= Exercise aim =
Every line that holds "Flyer" should be shown.
--- BEGIN Given records ---
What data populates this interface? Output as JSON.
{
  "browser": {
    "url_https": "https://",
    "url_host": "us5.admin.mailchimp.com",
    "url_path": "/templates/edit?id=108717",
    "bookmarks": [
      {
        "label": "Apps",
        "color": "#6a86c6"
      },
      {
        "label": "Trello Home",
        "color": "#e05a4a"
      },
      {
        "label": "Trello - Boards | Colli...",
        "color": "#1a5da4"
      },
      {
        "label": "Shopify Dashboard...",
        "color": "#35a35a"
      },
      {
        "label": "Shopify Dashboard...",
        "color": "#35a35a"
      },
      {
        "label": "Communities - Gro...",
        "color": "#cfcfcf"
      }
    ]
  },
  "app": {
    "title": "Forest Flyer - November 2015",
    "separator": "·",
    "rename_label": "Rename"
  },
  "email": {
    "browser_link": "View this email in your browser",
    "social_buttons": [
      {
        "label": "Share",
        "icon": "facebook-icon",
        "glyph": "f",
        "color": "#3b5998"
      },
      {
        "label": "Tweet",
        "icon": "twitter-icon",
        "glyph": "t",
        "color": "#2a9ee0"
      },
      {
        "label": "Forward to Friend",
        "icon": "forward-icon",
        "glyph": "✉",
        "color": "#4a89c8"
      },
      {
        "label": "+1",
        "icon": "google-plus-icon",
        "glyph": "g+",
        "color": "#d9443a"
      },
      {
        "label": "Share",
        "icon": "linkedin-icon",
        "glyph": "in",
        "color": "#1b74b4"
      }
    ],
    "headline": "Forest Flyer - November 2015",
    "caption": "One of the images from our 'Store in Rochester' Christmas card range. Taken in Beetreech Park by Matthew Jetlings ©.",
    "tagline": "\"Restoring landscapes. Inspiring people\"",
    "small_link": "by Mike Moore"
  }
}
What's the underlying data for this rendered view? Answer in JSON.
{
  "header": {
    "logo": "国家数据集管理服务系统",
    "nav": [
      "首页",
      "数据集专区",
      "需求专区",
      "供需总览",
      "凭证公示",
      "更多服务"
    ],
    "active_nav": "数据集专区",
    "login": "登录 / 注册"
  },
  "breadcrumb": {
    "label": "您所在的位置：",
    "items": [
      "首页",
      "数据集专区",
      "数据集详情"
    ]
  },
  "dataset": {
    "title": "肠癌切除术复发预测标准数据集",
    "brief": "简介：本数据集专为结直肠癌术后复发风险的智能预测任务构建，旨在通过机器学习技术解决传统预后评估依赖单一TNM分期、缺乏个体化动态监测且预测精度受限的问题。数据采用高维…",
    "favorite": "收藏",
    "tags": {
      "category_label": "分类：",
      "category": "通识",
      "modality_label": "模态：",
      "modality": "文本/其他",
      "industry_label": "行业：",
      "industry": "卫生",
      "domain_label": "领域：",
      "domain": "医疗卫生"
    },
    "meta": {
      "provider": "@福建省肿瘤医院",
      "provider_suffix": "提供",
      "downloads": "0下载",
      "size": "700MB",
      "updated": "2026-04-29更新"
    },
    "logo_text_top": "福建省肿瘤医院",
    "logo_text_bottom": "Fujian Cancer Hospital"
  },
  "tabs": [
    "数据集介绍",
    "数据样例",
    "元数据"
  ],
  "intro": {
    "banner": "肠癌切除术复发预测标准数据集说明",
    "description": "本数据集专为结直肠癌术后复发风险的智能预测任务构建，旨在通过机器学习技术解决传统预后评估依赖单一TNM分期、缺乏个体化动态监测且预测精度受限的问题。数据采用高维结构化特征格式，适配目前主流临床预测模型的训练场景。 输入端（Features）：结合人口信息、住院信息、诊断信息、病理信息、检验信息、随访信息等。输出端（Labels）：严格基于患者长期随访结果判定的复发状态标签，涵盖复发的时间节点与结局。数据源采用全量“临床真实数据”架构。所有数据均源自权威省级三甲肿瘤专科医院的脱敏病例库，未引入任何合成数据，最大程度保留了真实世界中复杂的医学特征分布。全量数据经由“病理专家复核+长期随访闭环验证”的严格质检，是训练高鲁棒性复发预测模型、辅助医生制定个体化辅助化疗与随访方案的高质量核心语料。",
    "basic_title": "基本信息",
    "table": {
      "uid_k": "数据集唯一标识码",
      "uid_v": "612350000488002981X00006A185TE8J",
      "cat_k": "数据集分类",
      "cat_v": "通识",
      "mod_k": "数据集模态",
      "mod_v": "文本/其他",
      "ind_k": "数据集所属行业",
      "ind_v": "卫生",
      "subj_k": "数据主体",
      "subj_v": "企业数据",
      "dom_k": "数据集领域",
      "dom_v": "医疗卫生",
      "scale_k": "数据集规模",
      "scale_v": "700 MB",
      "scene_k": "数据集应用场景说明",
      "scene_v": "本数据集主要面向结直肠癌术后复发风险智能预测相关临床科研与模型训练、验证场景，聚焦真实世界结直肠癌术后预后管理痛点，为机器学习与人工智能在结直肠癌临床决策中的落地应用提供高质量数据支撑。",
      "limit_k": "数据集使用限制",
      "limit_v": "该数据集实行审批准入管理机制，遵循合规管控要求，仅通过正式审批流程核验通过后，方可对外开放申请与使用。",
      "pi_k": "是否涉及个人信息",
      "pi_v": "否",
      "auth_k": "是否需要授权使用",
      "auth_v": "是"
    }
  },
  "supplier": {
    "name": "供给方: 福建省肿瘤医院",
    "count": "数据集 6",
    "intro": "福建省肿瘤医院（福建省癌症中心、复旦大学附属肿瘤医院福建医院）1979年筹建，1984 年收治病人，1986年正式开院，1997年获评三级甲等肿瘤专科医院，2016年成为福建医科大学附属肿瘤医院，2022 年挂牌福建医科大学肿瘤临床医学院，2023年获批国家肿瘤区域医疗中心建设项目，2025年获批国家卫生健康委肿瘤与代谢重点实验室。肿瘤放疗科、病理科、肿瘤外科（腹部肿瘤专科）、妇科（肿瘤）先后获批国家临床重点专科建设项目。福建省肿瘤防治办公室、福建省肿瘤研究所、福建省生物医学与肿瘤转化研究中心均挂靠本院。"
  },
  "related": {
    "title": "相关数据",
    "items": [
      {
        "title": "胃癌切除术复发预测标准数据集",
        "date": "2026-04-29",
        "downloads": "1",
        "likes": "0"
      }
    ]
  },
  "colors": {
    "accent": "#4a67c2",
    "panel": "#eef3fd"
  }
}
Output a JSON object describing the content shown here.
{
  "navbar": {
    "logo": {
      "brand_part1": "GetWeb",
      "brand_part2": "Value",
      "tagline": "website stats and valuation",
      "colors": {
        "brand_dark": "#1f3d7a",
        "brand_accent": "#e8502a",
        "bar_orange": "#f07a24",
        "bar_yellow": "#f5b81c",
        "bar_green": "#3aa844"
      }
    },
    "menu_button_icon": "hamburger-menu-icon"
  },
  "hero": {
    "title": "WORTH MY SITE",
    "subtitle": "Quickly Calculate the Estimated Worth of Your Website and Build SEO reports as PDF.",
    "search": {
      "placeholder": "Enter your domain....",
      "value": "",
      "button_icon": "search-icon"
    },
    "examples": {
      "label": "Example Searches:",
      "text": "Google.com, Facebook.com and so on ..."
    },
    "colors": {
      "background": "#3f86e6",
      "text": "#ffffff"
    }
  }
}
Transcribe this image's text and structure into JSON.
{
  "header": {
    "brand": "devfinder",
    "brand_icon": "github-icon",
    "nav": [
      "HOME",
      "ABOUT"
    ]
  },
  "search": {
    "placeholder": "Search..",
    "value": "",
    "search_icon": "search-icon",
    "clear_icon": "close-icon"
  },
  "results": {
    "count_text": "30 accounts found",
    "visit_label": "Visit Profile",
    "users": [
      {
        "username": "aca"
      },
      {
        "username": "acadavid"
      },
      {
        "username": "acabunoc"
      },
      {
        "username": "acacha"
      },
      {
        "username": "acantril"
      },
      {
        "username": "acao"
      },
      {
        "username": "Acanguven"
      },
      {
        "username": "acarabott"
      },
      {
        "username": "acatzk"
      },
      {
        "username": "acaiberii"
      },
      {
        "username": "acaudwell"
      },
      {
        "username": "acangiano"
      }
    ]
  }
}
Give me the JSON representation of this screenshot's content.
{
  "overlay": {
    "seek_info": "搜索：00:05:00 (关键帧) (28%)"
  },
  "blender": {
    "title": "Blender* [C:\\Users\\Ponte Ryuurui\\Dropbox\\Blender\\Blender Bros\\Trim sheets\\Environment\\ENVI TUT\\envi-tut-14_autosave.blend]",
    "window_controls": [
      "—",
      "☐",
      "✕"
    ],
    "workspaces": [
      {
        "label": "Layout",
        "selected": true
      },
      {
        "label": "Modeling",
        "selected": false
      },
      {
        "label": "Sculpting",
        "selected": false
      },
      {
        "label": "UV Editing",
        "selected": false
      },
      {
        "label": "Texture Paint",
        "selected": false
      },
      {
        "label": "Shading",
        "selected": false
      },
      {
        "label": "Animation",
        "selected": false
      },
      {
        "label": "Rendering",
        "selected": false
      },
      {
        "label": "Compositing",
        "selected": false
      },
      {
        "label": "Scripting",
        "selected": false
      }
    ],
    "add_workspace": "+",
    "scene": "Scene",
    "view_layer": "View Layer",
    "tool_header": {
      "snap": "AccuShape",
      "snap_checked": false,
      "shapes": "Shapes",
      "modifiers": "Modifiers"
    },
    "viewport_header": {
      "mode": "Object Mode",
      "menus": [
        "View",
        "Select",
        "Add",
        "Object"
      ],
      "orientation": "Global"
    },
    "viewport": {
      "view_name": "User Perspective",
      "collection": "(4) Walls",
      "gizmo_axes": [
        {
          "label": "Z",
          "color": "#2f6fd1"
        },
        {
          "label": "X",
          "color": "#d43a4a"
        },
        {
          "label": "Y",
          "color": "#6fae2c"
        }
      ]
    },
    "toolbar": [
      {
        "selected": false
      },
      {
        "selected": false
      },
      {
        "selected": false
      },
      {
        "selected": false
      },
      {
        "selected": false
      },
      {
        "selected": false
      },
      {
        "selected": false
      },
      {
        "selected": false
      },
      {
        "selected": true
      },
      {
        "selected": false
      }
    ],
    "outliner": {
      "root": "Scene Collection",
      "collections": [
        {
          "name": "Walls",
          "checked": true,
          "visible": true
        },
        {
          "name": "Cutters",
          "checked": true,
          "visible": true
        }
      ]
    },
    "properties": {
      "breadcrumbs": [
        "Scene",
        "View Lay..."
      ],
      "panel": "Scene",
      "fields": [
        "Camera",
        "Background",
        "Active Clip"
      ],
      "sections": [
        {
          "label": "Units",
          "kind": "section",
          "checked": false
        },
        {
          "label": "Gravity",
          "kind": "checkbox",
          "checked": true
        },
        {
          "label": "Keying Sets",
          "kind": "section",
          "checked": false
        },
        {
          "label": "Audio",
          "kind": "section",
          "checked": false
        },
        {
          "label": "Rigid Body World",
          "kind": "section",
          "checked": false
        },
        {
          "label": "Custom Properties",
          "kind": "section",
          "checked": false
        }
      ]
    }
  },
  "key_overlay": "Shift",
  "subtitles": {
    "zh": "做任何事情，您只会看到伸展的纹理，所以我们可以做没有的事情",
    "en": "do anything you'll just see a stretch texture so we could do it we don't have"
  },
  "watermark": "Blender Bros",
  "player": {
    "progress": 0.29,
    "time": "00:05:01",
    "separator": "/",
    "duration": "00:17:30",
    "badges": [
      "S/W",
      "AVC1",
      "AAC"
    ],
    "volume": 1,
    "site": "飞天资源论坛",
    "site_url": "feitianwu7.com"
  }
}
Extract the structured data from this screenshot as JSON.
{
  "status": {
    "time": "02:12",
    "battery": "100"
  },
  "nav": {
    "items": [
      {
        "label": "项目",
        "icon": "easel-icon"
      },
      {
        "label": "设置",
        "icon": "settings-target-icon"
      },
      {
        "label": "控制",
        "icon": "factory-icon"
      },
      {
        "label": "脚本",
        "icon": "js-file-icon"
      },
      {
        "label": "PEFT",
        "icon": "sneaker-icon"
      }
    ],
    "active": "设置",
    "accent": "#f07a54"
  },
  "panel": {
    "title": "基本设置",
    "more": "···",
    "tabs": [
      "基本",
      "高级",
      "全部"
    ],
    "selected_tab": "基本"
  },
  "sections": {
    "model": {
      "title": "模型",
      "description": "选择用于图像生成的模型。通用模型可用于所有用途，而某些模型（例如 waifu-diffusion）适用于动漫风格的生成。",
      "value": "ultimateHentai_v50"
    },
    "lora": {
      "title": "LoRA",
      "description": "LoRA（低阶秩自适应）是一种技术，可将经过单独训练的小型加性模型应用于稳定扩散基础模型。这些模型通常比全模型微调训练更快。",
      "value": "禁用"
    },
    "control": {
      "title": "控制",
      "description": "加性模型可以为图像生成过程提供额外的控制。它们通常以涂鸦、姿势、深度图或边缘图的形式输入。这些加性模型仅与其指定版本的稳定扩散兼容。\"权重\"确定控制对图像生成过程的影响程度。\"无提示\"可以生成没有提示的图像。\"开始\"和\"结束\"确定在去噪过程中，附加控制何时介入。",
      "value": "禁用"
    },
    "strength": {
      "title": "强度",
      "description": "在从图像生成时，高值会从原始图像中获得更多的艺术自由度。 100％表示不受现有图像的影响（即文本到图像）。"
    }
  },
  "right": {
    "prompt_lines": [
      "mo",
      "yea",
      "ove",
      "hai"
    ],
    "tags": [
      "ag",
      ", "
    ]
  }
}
--- END Given records ---
= Output of the task =
    "title": "Forest Flyer - November 2015",
    "headline": "Forest Flyer - November 2015",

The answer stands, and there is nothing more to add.